Dataset entries:

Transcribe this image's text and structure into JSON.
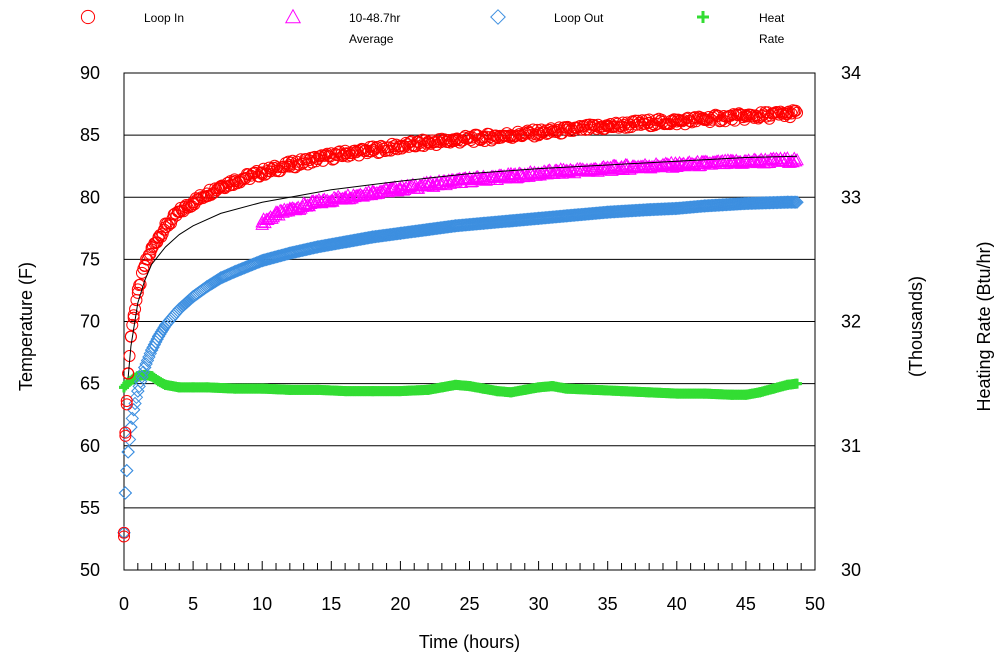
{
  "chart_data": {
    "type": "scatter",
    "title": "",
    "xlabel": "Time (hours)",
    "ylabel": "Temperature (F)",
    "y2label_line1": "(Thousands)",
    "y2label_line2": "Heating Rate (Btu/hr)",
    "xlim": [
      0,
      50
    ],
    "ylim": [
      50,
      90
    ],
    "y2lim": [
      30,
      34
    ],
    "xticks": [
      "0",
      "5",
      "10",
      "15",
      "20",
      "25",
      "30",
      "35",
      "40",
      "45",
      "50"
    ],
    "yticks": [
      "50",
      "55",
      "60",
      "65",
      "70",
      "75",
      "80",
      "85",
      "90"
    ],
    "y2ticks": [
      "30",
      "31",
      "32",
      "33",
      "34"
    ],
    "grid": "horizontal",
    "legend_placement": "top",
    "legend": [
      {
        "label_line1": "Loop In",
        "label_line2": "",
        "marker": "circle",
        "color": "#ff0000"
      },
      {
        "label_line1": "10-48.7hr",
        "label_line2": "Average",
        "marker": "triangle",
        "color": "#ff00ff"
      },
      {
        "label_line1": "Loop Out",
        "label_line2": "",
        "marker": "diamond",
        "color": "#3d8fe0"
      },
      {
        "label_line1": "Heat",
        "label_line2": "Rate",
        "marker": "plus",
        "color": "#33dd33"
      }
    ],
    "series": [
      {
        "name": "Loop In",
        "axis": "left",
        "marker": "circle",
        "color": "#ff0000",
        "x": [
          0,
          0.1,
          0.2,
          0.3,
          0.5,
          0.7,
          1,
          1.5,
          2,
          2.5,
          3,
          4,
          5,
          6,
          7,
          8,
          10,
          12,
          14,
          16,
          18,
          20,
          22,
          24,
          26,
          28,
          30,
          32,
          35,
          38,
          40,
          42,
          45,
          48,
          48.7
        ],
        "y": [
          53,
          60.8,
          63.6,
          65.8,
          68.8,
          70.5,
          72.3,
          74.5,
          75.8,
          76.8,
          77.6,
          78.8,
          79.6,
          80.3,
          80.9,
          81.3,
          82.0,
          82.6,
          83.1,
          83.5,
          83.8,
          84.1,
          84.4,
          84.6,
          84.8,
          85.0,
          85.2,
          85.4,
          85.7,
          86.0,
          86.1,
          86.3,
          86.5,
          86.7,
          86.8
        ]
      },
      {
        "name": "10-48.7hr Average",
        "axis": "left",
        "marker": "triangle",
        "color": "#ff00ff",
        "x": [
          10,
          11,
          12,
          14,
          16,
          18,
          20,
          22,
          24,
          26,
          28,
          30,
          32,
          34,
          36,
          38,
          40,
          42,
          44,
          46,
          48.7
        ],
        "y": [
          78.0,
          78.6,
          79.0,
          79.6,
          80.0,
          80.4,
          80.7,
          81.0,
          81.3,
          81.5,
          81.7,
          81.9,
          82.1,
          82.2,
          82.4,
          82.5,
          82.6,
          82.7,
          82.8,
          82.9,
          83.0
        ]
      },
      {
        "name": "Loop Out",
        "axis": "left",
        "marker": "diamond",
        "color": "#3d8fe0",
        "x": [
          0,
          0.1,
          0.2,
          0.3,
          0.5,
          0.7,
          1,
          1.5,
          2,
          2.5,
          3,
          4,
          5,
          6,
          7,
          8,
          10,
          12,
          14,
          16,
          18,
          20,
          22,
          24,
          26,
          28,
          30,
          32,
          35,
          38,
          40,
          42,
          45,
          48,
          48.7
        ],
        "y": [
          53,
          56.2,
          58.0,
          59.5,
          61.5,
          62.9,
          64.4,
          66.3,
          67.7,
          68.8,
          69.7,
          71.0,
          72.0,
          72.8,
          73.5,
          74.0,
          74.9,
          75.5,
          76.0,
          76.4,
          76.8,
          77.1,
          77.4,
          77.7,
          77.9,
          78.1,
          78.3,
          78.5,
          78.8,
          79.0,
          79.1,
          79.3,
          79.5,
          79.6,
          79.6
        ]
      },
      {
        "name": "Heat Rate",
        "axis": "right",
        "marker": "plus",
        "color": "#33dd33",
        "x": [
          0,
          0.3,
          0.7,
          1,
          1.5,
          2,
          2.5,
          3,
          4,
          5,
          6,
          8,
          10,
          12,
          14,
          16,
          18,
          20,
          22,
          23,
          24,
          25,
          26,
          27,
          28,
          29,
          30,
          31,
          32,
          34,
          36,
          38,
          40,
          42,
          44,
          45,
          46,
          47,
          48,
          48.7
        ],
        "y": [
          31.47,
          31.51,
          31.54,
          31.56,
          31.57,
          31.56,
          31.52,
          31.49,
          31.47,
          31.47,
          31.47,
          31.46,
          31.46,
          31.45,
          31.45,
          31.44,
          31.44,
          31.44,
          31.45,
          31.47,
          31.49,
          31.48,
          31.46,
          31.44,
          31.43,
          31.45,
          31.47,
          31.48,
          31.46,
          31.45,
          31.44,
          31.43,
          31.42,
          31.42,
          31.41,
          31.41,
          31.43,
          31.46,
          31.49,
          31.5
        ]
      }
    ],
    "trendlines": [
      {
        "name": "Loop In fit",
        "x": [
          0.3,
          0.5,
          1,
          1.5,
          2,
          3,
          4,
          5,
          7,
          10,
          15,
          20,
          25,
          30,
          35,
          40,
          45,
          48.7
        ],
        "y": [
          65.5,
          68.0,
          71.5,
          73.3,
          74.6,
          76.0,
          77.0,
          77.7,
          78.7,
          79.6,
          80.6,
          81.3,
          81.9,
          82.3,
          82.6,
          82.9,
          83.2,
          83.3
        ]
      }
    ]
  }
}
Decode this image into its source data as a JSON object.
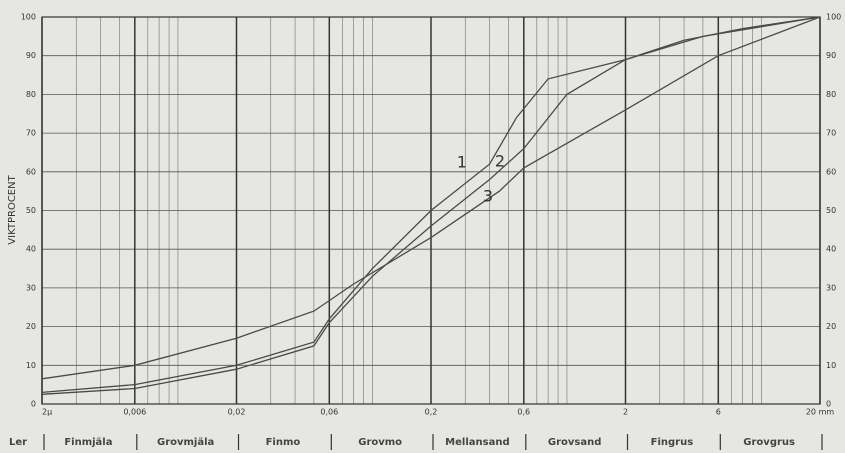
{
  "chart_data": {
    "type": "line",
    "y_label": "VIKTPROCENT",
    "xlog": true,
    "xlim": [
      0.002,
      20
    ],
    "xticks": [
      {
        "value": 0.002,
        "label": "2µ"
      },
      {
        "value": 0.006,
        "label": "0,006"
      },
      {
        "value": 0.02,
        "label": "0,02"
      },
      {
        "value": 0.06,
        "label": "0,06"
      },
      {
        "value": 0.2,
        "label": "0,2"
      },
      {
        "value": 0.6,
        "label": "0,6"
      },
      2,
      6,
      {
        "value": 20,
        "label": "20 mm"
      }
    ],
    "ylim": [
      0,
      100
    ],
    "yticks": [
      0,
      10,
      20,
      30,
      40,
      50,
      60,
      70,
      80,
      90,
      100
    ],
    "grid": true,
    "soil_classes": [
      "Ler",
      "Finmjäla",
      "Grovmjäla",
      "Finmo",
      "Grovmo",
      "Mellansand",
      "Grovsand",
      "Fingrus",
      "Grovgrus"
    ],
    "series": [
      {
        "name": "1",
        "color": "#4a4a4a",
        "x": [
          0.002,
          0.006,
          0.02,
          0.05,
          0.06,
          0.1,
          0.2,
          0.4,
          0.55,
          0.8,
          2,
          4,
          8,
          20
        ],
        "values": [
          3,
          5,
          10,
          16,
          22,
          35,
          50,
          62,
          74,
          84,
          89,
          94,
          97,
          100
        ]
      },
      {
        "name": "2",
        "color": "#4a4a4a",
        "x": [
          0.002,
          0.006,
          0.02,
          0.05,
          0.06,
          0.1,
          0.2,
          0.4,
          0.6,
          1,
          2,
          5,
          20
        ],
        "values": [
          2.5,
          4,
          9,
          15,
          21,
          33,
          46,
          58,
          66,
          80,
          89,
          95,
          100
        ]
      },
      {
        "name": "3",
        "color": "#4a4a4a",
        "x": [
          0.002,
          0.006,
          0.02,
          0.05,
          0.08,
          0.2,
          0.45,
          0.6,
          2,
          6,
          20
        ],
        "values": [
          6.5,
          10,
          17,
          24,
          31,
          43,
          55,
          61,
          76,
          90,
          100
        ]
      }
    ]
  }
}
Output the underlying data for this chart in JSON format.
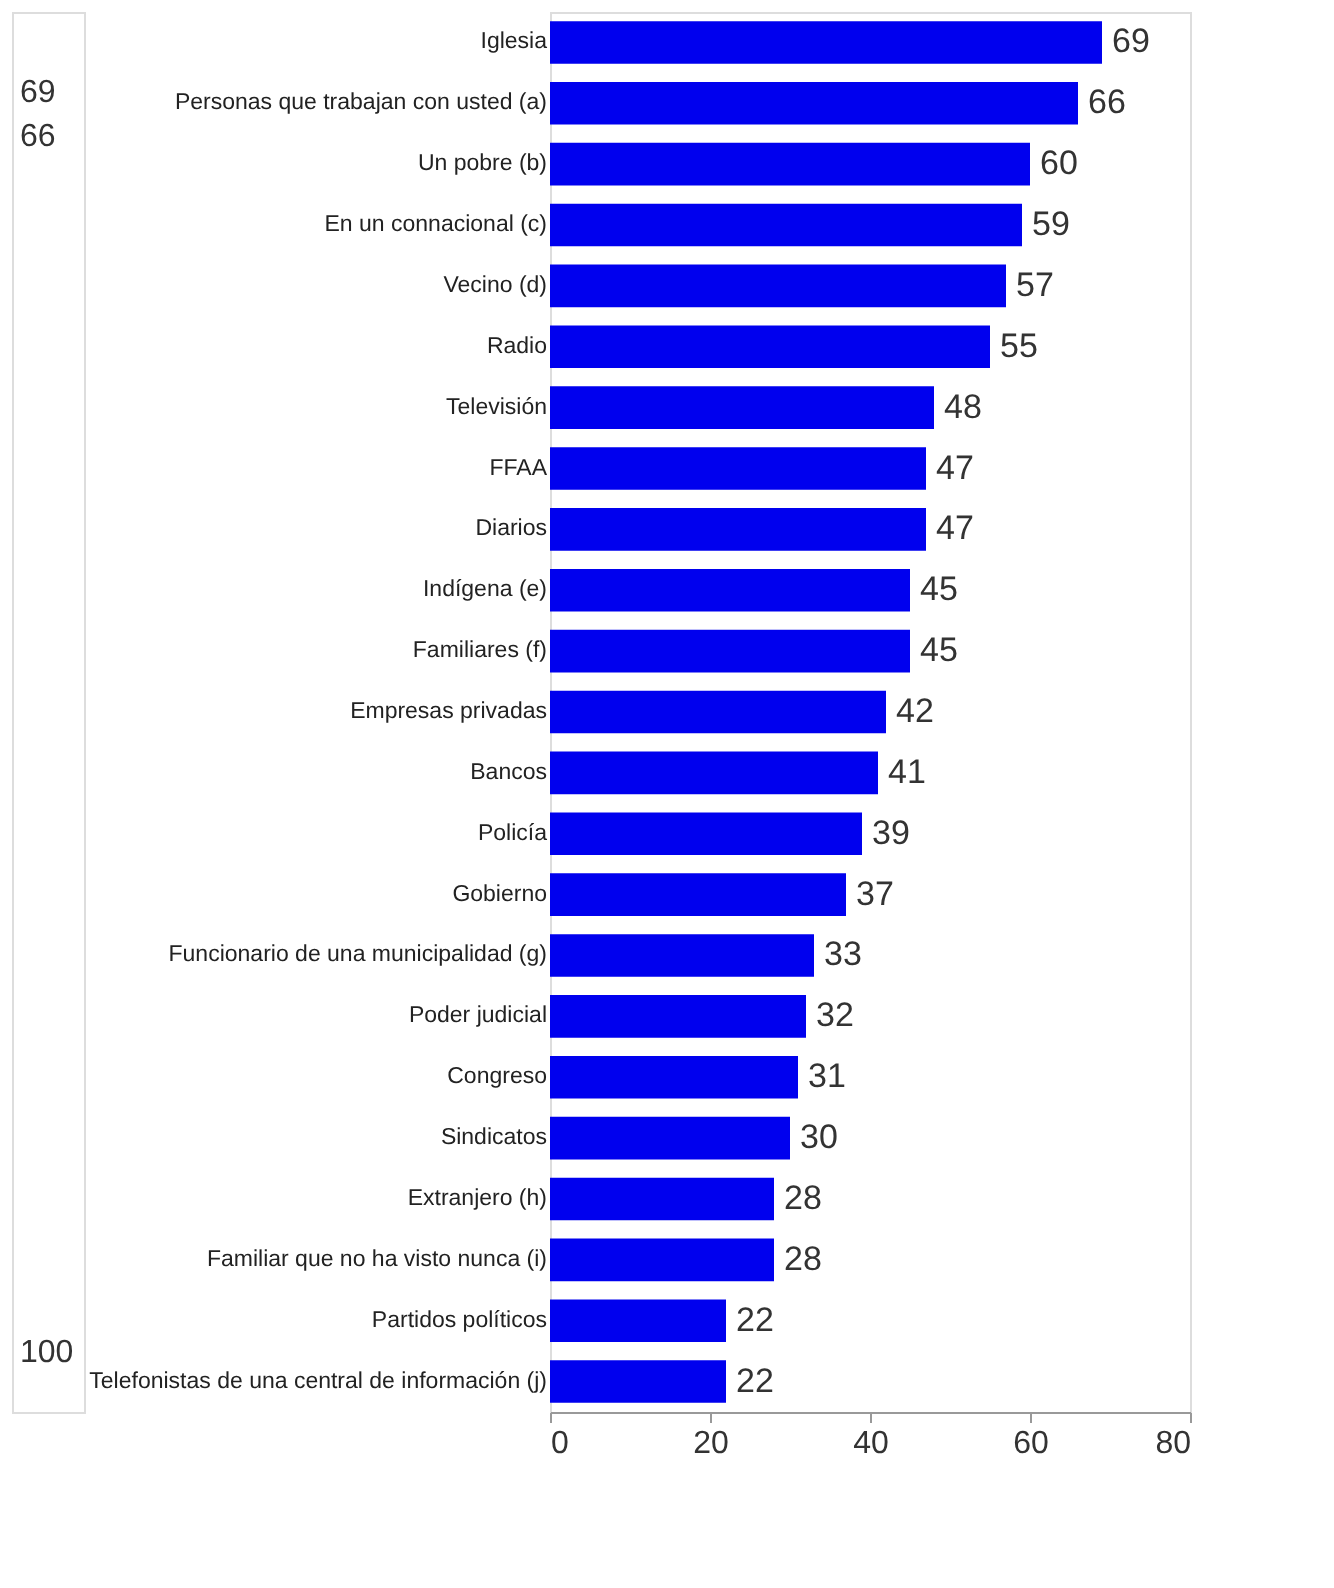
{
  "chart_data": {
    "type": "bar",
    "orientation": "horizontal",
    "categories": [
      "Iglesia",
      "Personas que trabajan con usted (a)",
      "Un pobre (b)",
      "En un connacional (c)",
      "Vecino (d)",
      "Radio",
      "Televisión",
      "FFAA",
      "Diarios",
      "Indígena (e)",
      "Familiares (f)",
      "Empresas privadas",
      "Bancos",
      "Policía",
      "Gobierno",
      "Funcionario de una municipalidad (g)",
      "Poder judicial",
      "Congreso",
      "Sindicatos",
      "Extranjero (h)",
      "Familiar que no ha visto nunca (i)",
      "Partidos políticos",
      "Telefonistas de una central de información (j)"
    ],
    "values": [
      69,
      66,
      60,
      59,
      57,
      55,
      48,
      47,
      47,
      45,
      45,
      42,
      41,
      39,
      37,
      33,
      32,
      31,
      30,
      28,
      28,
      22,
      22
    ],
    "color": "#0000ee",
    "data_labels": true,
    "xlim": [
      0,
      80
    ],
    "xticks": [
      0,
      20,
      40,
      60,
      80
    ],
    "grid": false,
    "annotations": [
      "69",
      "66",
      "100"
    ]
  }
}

[What you need to do] From the data, collect all lines where the string "image" appears.

[The response]
Transcribe this image's text and structure into JSON.
Decode this image into its source data as a JSON object.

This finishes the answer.